| Figure dataset records |
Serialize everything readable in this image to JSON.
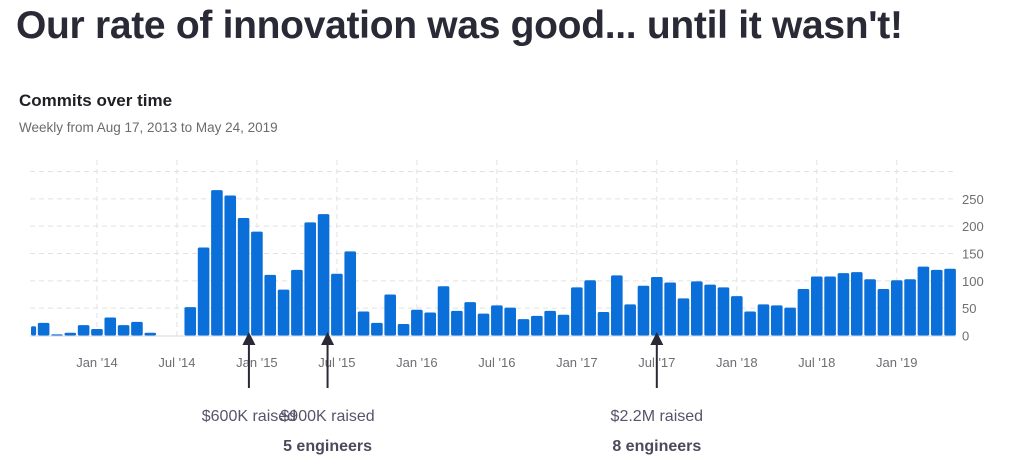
{
  "headline": "Our rate of innovation was good... until it wasn't!",
  "chart_data": {
    "type": "bar",
    "title": "Commits over time",
    "subtitle": "Weekly from Aug 17, 2013 to May 24, 2019",
    "xlabel": "",
    "ylabel": "",
    "ylim": [
      0,
      300
    ],
    "yticks": [
      0,
      50,
      100,
      150,
      200,
      250
    ],
    "y_axis_position": "right",
    "grid": true,
    "bar_color": "#0a6fd8",
    "categories": [
      "Aug 2013",
      "Sep 2013",
      "Oct 2013",
      "Nov 2013",
      "Dec 2013",
      "Jan 2014",
      "Feb 2014",
      "Mar 2014",
      "Apr 2014",
      "May 2014",
      "Jun 2014",
      "Jul 2014",
      "Aug 2014",
      "Sep 2014",
      "Oct 2014",
      "Nov 2014",
      "Dec 2014",
      "Jan 2015",
      "Feb 2015",
      "Mar 2015",
      "Apr 2015",
      "May 2015",
      "Jun 2015",
      "Jul 2015",
      "Aug 2015",
      "Sep 2015",
      "Oct 2015",
      "Nov 2015",
      "Dec 2015",
      "Jan 2016",
      "Feb 2016",
      "Mar 2016",
      "Apr 2016",
      "May 2016",
      "Jun 2016",
      "Jul 2016",
      "Aug 2016",
      "Sep 2016",
      "Oct 2016",
      "Nov 2016",
      "Dec 2016",
      "Jan 2017",
      "Feb 2017",
      "Mar 2017",
      "Apr 2017",
      "May 2017",
      "Jun 2017",
      "Jul 2017",
      "Aug 2017",
      "Sep 2017",
      "Oct 2017",
      "Nov 2017",
      "Dec 2017",
      "Jan 2018",
      "Feb 2018",
      "Mar 2018",
      "Apr 2018",
      "May 2018",
      "Jun 2018",
      "Jul 2018",
      "Aug 2018",
      "Sep 2018",
      "Oct 2018",
      "Nov 2018",
      "Dec 2018",
      "Jan 2019",
      "Feb 2019",
      "Mar 2019",
      "Apr 2019",
      "May 2019"
    ],
    "values": [
      17,
      23,
      2,
      5,
      19,
      12,
      33,
      19,
      25,
      5,
      0,
      0,
      52,
      161,
      266,
      256,
      215,
      190,
      111,
      84,
      120,
      207,
      222,
      113,
      154,
      44,
      23,
      75,
      21,
      47,
      42,
      90,
      45,
      61,
      40,
      55,
      51,
      30,
      36,
      45,
      38,
      88,
      101,
      43,
      110,
      57,
      91,
      107,
      97,
      68,
      99,
      93,
      88,
      72,
      44,
      57,
      55,
      51,
      85,
      108,
      108,
      114,
      116,
      103,
      85,
      101,
      103,
      126,
      120,
      122
    ],
    "xtick_labels": [
      {
        "label": "Jan '14",
        "category": "Jan 2014"
      },
      {
        "label": "Jul '14",
        "category": "Jul 2014"
      },
      {
        "label": "Jan '15",
        "category": "Jan 2015"
      },
      {
        "label": "Jul '15",
        "category": "Jul 2015"
      },
      {
        "label": "Jan '16",
        "category": "Jan 2016"
      },
      {
        "label": "Jul '16",
        "category": "Jul 2016"
      },
      {
        "label": "Jan '17",
        "category": "Jan 2017"
      },
      {
        "label": "Jul '17",
        "category": "Jul 2017"
      },
      {
        "label": "Jan '18",
        "category": "Jan 2018"
      },
      {
        "label": "Jul '18",
        "category": "Jul 2018"
      },
      {
        "label": "Jan '19",
        "category": "Jan 2019"
      }
    ],
    "annotations": [
      {
        "category": "Dec 2014",
        "offset": 0.4,
        "lines": [
          "$600K raised"
        ]
      },
      {
        "category": "Jun 2015",
        "offset": 0.3,
        "lines": [
          "$900K raised",
          "5 engineers"
        ]
      },
      {
        "category": "Jul 2017",
        "offset": 0.0,
        "lines": [
          "$2.2M raised",
          "8 engineers"
        ]
      }
    ]
  }
}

| Task to carry out |
Print each record exactly as it stands, leaving the images out.

| Answer for this exercise |
Serialize everything readable in this image to JSON.
{
  "headline": "Our rate of innovation was good... until it wasn't!",
  "chart_data": {
    "type": "bar",
    "title": "Commits over time",
    "subtitle": "Weekly from Aug 17, 2013 to May 24, 2019",
    "xlabel": "",
    "ylabel": "",
    "ylim": [
      0,
      300
    ],
    "yticks": [
      0,
      50,
      100,
      150,
      200,
      250
    ],
    "y_axis_position": "right",
    "grid": true,
    "bar_color": "#0a6fd8",
    "categories": [
      "Aug 2013",
      "Sep 2013",
      "Oct 2013",
      "Nov 2013",
      "Dec 2013",
      "Jan 2014",
      "Feb 2014",
      "Mar 2014",
      "Apr 2014",
      "May 2014",
      "Jun 2014",
      "Jul 2014",
      "Aug 2014",
      "Sep 2014",
      "Oct 2014",
      "Nov 2014",
      "Dec 2014",
      "Jan 2015",
      "Feb 2015",
      "Mar 2015",
      "Apr 2015",
      "May 2015",
      "Jun 2015",
      "Jul 2015",
      "Aug 2015",
      "Sep 2015",
      "Oct 2015",
      "Nov 2015",
      "Dec 2015",
      "Jan 2016",
      "Feb 2016",
      "Mar 2016",
      "Apr 2016",
      "May 2016",
      "Jun 2016",
      "Jul 2016",
      "Aug 2016",
      "Sep 2016",
      "Oct 2016",
      "Nov 2016",
      "Dec 2016",
      "Jan 2017",
      "Feb 2017",
      "Mar 2017",
      "Apr 2017",
      "May 2017",
      "Jun 2017",
      "Jul 2017",
      "Aug 2017",
      "Sep 2017",
      "Oct 2017",
      "Nov 2017",
      "Dec 2017",
      "Jan 2018",
      "Feb 2018",
      "Mar 2018",
      "Apr 2018",
      "May 2018",
      "Jun 2018",
      "Jul 2018",
      "Aug 2018",
      "Sep 2018",
      "Oct 2018",
      "Nov 2018",
      "Dec 2018",
      "Jan 2019",
      "Feb 2019",
      "Mar 2019",
      "Apr 2019",
      "May 2019"
    ],
    "values": [
      17,
      23,
      2,
      5,
      19,
      12,
      33,
      19,
      25,
      5,
      0,
      0,
      52,
      161,
      266,
      256,
      215,
      190,
      111,
      84,
      120,
      207,
      222,
      113,
      154,
      44,
      23,
      75,
      21,
      47,
      42,
      90,
      45,
      61,
      40,
      55,
      51,
      30,
      36,
      45,
      38,
      88,
      101,
      43,
      110,
      57,
      91,
      107,
      97,
      68,
      99,
      93,
      88,
      72,
      44,
      57,
      55,
      51,
      85,
      108,
      108,
      114,
      116,
      103,
      85,
      101,
      103,
      126,
      120,
      122
    ],
    "xtick_labels": [
      {
        "label": "Jan '14",
        "category": "Jan 2014"
      },
      {
        "label": "Jul '14",
        "category": "Jul 2014"
      },
      {
        "label": "Jan '15",
        "category": "Jan 2015"
      },
      {
        "label": "Jul '15",
        "category": "Jul 2015"
      },
      {
        "label": "Jan '16",
        "category": "Jan 2016"
      },
      {
        "label": "Jul '16",
        "category": "Jul 2016"
      },
      {
        "label": "Jan '17",
        "category": "Jan 2017"
      },
      {
        "label": "Jul '17",
        "category": "Jul 2017"
      },
      {
        "label": "Jan '18",
        "category": "Jan 2018"
      },
      {
        "label": "Jul '18",
        "category": "Jul 2018"
      },
      {
        "label": "Jan '19",
        "category": "Jan 2019"
      }
    ],
    "annotations": [
      {
        "category": "Dec 2014",
        "offset": 0.4,
        "lines": [
          "$600K raised"
        ]
      },
      {
        "category": "Jun 2015",
        "offset": 0.3,
        "lines": [
          "$900K raised",
          "5 engineers"
        ]
      },
      {
        "category": "Jul 2017",
        "offset": 0.0,
        "lines": [
          "$2.2M raised",
          "8 engineers"
        ]
      }
    ]
  }
}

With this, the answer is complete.